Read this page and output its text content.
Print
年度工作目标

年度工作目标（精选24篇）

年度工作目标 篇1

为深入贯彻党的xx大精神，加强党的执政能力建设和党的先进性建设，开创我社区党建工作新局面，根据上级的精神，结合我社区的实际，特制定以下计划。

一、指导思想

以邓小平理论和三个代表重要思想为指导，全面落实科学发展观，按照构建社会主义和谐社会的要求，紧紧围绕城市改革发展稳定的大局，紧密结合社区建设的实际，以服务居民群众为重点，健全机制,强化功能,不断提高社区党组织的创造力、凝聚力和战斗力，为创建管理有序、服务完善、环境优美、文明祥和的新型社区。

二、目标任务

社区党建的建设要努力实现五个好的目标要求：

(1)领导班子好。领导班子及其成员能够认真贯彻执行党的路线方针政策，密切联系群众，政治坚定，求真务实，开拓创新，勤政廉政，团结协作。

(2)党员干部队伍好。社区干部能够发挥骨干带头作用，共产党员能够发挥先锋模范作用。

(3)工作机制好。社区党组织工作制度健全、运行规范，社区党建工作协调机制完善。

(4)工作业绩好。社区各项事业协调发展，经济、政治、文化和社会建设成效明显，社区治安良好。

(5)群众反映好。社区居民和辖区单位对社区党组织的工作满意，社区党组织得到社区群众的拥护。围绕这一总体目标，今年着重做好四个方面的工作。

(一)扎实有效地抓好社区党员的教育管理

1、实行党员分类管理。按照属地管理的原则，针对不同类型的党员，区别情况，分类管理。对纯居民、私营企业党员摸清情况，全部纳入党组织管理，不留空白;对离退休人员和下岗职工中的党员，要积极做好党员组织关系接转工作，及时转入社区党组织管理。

* * *

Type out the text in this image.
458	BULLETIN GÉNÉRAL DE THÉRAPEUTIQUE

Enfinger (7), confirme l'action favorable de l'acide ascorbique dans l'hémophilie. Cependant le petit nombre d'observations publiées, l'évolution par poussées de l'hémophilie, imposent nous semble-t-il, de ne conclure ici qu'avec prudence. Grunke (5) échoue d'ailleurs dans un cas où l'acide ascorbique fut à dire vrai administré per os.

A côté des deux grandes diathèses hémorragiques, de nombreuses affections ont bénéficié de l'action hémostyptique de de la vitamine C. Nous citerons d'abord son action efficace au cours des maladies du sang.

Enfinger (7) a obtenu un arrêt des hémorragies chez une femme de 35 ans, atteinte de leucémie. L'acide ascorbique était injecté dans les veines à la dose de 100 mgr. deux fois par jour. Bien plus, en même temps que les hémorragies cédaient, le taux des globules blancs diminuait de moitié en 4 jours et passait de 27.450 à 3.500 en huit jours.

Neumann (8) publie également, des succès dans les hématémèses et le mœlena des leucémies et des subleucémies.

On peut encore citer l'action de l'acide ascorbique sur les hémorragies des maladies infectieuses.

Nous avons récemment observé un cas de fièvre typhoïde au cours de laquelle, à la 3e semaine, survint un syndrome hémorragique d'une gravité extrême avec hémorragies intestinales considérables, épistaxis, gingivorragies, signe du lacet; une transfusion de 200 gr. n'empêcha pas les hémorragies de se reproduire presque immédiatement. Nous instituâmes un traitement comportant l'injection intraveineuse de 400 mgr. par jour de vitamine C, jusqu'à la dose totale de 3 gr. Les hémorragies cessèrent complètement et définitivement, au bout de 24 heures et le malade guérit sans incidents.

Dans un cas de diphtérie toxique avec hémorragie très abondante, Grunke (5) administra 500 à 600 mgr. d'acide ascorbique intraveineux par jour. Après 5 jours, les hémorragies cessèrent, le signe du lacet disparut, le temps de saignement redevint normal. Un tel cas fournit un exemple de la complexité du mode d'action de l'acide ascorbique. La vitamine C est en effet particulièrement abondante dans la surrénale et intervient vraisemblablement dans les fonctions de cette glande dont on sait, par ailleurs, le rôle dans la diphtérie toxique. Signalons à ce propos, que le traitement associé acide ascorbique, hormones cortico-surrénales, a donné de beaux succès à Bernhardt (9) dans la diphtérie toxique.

==

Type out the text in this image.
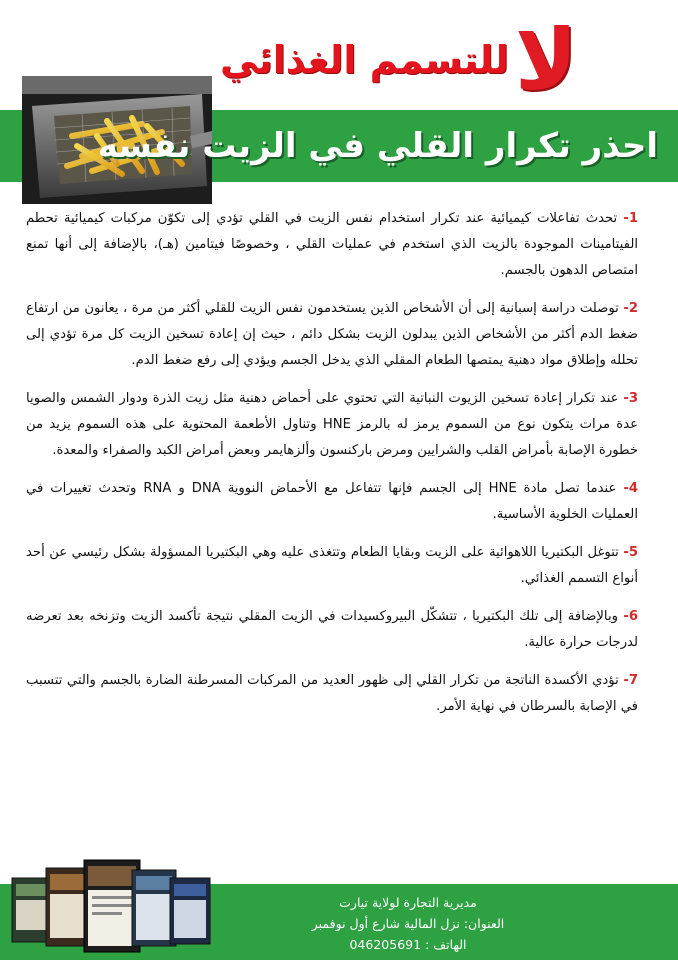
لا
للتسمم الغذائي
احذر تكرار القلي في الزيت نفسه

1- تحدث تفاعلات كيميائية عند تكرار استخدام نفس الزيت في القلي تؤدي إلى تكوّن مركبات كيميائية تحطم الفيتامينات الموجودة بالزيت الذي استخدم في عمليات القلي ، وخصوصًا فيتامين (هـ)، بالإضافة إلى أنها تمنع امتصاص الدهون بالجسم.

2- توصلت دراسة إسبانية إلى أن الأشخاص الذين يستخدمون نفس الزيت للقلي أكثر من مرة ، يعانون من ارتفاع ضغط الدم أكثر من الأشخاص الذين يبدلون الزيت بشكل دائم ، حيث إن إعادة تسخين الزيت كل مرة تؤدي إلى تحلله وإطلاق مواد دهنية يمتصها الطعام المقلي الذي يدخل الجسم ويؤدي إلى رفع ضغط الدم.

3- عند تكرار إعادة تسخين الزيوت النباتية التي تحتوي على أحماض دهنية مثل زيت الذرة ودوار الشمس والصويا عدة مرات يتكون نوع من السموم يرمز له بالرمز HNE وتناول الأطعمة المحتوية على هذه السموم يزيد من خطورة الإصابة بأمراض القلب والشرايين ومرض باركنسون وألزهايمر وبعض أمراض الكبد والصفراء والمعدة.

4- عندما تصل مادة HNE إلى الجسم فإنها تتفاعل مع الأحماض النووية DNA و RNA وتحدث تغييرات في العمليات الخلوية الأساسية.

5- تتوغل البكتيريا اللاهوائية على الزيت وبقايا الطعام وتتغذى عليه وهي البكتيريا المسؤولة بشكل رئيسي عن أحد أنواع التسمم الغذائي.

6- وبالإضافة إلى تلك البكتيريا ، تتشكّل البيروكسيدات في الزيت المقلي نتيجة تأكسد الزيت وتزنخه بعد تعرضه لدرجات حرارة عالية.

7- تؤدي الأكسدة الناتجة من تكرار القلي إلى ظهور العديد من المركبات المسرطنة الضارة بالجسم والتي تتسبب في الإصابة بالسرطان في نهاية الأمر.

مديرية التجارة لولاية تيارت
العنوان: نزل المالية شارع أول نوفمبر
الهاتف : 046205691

The problem ▸ Search the lines for the string "تؤدي" and copy every line that has it.

Written response ▸
1- تحدث تفاعلات كيميائية عند تكرار استخدام نفس الزيت في القلي تؤدي إلى تكوّن مركبات كيميائية تحطم الفيتامينات الموجودة بالزيت الذي استخدم في عمليات القلي ، وخصوصًا فيتامين (هـ)، بالإضافة إلى أنها تمنع امتصاص الدهون بالجسم.
2- توصلت دراسة إسبانية إلى أن الأشخاص الذين يستخدمون نفس الزيت للقلي أكثر من مرة ، يعانون من ارتفاع ضغط الدم أكثر من الأشخاص الذين يبدلون الزيت بشكل دائم ، حيث إن إعادة تسخين الزيت كل مرة تؤدي إلى تحلله وإطلاق مواد دهنية يمتصها الطعام المقلي الذي يدخل الجسم ويؤدي إلى رفع ضغط الدم.
7- تؤدي الأكسدة الناتجة من تكرار القلي إلى ظهور العديد من المركبات المسرطنة الضارة بالجسم والتي تتسبب في الإصابة بالسرطان في نهاية الأمر.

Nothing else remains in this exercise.